## Begin EXTRACTED INFORMATION
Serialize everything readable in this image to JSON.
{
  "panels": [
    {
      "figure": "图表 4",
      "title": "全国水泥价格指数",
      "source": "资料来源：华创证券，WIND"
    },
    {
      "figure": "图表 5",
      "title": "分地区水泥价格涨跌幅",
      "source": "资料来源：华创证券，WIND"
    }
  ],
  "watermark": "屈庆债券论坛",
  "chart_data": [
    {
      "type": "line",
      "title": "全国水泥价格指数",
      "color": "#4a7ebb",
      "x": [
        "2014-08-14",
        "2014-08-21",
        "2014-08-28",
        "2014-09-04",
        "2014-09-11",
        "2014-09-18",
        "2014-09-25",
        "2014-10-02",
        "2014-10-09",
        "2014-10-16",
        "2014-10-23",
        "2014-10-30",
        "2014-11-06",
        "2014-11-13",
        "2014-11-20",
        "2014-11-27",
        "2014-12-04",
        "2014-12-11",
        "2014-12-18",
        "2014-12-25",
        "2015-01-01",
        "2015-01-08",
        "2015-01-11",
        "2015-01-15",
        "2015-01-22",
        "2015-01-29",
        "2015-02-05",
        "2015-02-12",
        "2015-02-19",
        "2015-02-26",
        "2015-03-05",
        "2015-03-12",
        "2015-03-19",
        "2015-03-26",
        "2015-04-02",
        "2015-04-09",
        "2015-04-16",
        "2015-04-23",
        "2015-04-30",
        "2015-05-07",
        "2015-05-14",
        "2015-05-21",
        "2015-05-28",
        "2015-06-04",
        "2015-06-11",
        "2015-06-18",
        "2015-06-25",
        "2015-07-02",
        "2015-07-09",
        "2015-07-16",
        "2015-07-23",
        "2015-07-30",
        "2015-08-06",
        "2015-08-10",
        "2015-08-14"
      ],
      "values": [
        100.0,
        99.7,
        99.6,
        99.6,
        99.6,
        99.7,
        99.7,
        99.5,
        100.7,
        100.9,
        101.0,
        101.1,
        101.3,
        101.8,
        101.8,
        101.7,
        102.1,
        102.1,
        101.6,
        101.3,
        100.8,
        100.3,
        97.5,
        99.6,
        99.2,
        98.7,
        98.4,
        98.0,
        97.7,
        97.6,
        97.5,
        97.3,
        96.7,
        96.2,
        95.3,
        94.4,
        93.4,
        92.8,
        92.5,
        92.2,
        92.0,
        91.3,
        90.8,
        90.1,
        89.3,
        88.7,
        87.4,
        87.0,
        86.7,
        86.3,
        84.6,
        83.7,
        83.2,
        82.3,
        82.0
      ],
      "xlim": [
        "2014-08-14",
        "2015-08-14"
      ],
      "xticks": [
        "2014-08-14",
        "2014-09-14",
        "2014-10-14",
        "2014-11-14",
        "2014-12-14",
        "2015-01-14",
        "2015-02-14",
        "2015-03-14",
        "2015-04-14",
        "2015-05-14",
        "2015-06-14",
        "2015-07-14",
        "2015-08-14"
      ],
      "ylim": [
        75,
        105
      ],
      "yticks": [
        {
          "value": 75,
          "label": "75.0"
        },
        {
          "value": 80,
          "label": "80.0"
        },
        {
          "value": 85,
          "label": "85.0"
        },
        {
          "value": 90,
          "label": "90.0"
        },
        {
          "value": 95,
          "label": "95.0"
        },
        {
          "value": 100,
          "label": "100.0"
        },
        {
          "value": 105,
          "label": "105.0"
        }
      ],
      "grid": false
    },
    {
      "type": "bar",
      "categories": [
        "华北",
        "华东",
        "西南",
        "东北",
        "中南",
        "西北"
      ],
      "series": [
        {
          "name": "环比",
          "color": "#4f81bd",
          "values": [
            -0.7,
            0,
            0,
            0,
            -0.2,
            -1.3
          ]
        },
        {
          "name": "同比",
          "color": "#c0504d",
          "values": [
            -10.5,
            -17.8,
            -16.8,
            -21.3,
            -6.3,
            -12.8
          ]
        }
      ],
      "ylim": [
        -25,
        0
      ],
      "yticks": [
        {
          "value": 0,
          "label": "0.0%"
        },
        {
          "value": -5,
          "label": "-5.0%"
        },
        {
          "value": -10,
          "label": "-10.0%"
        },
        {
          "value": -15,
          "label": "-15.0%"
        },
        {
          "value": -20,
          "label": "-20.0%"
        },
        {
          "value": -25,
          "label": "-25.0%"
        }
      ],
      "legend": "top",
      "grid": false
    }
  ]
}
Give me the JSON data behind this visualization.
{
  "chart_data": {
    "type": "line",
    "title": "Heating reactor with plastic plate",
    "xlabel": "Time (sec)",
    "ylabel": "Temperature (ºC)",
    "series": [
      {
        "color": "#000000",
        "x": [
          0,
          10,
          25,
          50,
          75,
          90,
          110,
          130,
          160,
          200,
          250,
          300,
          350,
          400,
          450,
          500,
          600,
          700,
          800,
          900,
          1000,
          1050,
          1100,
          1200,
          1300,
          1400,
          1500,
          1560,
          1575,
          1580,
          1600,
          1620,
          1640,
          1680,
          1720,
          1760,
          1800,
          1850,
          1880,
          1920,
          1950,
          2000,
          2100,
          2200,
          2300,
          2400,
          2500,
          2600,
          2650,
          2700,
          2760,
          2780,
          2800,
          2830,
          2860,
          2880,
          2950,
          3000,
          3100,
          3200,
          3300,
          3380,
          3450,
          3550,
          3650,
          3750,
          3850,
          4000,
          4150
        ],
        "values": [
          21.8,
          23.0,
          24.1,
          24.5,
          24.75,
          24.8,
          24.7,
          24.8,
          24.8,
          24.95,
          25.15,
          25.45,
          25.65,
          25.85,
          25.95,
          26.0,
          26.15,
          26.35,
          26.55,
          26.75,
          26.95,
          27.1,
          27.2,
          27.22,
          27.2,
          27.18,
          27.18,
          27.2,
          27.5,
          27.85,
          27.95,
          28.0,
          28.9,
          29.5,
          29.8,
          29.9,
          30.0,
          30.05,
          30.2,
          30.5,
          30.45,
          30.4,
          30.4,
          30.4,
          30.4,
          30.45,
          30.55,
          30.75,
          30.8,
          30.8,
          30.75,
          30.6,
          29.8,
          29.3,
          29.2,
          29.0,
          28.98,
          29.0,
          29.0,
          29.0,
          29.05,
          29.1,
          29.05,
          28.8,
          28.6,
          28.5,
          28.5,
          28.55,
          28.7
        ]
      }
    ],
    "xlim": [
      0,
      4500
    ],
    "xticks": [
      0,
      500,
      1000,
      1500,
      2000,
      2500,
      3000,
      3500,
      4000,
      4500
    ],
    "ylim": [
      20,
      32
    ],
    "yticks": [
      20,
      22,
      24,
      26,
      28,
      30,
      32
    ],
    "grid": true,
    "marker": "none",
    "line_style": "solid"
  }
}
## End EXTRACTED INFORMATION
→ **EXERCISE**: Write out every entry again exactly, please, with nothing missing.

→ **ANSWER IN FULL**:
Serialize everything readable in this image to JSON.
{
  "panels": [
    {
      "figure": "图表 4",
      "title": "全国水泥价格指数",
      "source": "资料来源：华创证券，WIND"
    },
    {
      "figure": "图表 5",
      "title": "分地区水泥价格涨跌幅",
      "source": "资料来源：华创证券，WIND"
    }
  ],
  "watermark": "屈庆债券论坛",
  "chart_data": [
    {
      "type": "line",
      "title": "全国水泥价格指数",
      "color": "#4a7ebb",
      "x": [
        "2014-08-14",
        "2014-08-21",
        "2014-08-28",
        "2014-09-04",
        "2014-09-11",
        "2014-09-18",
        "2014-09-25",
        "2014-10-02",
        "2014-10-09",
        "2014-10-16",
        "2014-10-23",
        "2014-10-30",
        "2014-11-06",
        "2014-11-13",
        "2014-11-20",
        "2014-11-27",
        "2014-12-04",
        "2014-12-11",
        "2014-12-18",
        "2014-12-25",
        "2015-01-01",
        "2015-01-08",
        "2015-01-11",
        "2015-01-15",
        "2015-01-22",
        "2015-01-29",
        "2015-02-05",
        "2015-02-12",
        "2015-02-19",
        "2015-02-26",
        "2015-03-05",
        "2015-03-12",
        "2015-03-19",
        "2015-03-26",
        "2015-04-02",
        "2015-04-09",
        "2015-04-16",
        "2015-04-23",
        "2015-04-30",
        "2015-05-07",
        "2015-05-14",
        "2015-05-21",
        "2015-05-28",
        "2015-06-04",
        "2015-06-11",
        "2015-06-18",
        "2015-06-25",
        "2015-07-02",
        "2015-07-09",
        "2015-07-16",
        "2015-07-23",
        "2015-07-30",
        "2015-08-06",
        "2015-08-10",
        "2015-08-14"
      ],
      "values": [
        100.0,
        99.7,
        99.6,
        99.6,
        99.6,
        99.7,
        99.7,
        99.5,
        100.7,
        100.9,
        101.0,
        101.1,
        101.3,
        101.8,
        101.8,
        101.7,
        102.1,
        102.1,
        101.6,
        101.3,
        100.8,
        100.3,
        97.5,
        99.6,
        99.2,
        98.7,
        98.4,
        98.0,
        97.7,
        97.6,
        97.5,
        97.3,
        96.7,
        96.2,
        95.3,
        94.4,
        93.4,
        92.8,
        92.5,
        92.2,
        92.0,
        91.3,
        90.8,
        90.1,
        89.3,
        88.7,
        87.4,
        87.0,
        86.7,
        86.3,
        84.6,
        83.7,
        83.2,
        82.3,
        82.0
      ],
      "xlim": [
        "2014-08-14",
        "2015-08-14"
      ],
      "xticks": [
        "2014-08-14",
        "2014-09-14",
        "2014-10-14",
        "2014-11-14",
        "2014-12-14",
        "2015-01-14",
        "2015-02-14",
        "2015-03-14",
        "2015-04-14",
        "2015-05-14",
        "2015-06-14",
        "2015-07-14",
        "2015-08-14"
      ],
      "ylim": [
        75,
        105
      ],
      "yticks": [
        {
          "value": 75,
          "label": "75.0"
        },
        {
          "value": 80,
          "label": "80.0"
        },
        {
          "value": 85,
          "label": "85.0"
        },
        {
          "value": 90,
          "label": "90.0"
        },
        {
          "value": 95,
          "label": "95.0"
        },
        {
          "value": 100,
          "label": "100.0"
        },
        {
          "value": 105,
          "label": "105.0"
        }
      ],
      "grid": false
    },
    {
      "type": "bar",
      "categories": [
        "华北",
        "华东",
        "西南",
        "东北",
        "中南",
        "西北"
      ],
      "series": [
        {
          "name": "环比",
          "color": "#4f81bd",
          "values": [
            -0.7,
            0,
            0,
            0,
            -0.2,
            -1.3
          ]
        },
        {
          "name": "同比",
          "color": "#c0504d",
          "values": [
            -10.5,
            -17.8,
            -16.8,
            -21.3,
            -6.3,
            -12.8
          ]
        }
      ],
      "ylim": [
        -25,
        0
      ],
      "yticks": [
        {
          "value": 0,
          "label": "0.0%"
        },
        {
          "value": -5,
          "label": "-5.0%"
        },
        {
          "value": -10,
          "label": "-10.0%"
        },
        {
          "value": -15,
          "label": "-15.0%"
        },
        {
          "value": -20,
          "label": "-20.0%"
        },
        {
          "value": -25,
          "label": "-25.0%"
        }
      ],
      "legend": "top",
      "grid": false
    }
  ]
}
Give me the JSON data behind this visualization.
{
  "chart_data": {
    "type": "line",
    "title": "Heating reactor with plastic plate",
    "xlabel": "Time (sec)",
    "ylabel": "Temperature (ºC)",
    "series": [
      {
        "color": "#000000",
        "x": [
          0,
          10,
          25,
          50,
          75,
          90,
          110,
          130,
          160,
          200,
          250,
          300,
          350,
          400,
          450,
          500,
          600,
          700,
          800,
          900,
          1000,
          1050,
          1100,
          1200,
          1300,
          1400,
          1500,
          1560,
          1575,
          1580,
          1600,
          1620,
          1640,
          1680,
          1720,
          1760,
          1800,
          1850,
          1880,
          1920,
          1950,
          2000,
          2100,
          2200,
          2300,
          2400,
          2500,
          2600,
          2650,
          2700,
          2760,
          2780,
          2800,
          2830,
          2860,
          2880,
          2950,
          3000,
          3100,
          3200,
          3300,
          3380,
          3450,
          3550,
          3650,
          3750,
          3850,
          4000,
          4150
        ],
        "values": [
          21.8,
          23.0,
          24.1,
          24.5,
          24.75,
          24.8,
          24.7,
          24.8,
          24.8,
          24.95,
          25.15,
          25.45,
          25.65,
          25.85,
          25.95,
          26.0,
          26.15,
          26.35,
          26.55,
          26.75,
          26.95,
          27.1,
          27.2,
          27.22,
          27.2,
          27.18,
          27.18,
          27.2,
          27.5,
          27.85,
          27.95,
          28.0,
          28.9,
          29.5,
          29.8,
          29.9,
          30.0,
          30.05,
          30.2,
          30.5,
          30.45,
          30.4,
          30.4,
          30.4,
          30.4,
          30.45,
          30.55,
          30.75,
          30.8,
          30.8,
          30.75,
          30.6,
          29.8,
          29.3,
          29.2,
          29.0,
          28.98,
          29.0,
          29.0,
          29.0,
          29.05,
          29.1,
          29.05,
          28.8,
          28.6,
          28.5,
          28.5,
          28.55,
          28.7
        ]
      }
    ],
    "xlim": [
      0,
      4500
    ],
    "xticks": [
      0,
      500,
      1000,
      1500,
      2000,
      2500,
      3000,
      3500,
      4000,
      4500
    ],
    "ylim": [
      20,
      32
    ],
    "yticks": [
      20,
      22,
      24,
      26,
      28,
      30,
      32
    ],
    "grid": true,
    "marker": "none",
    "line_style": "solid"
  }
}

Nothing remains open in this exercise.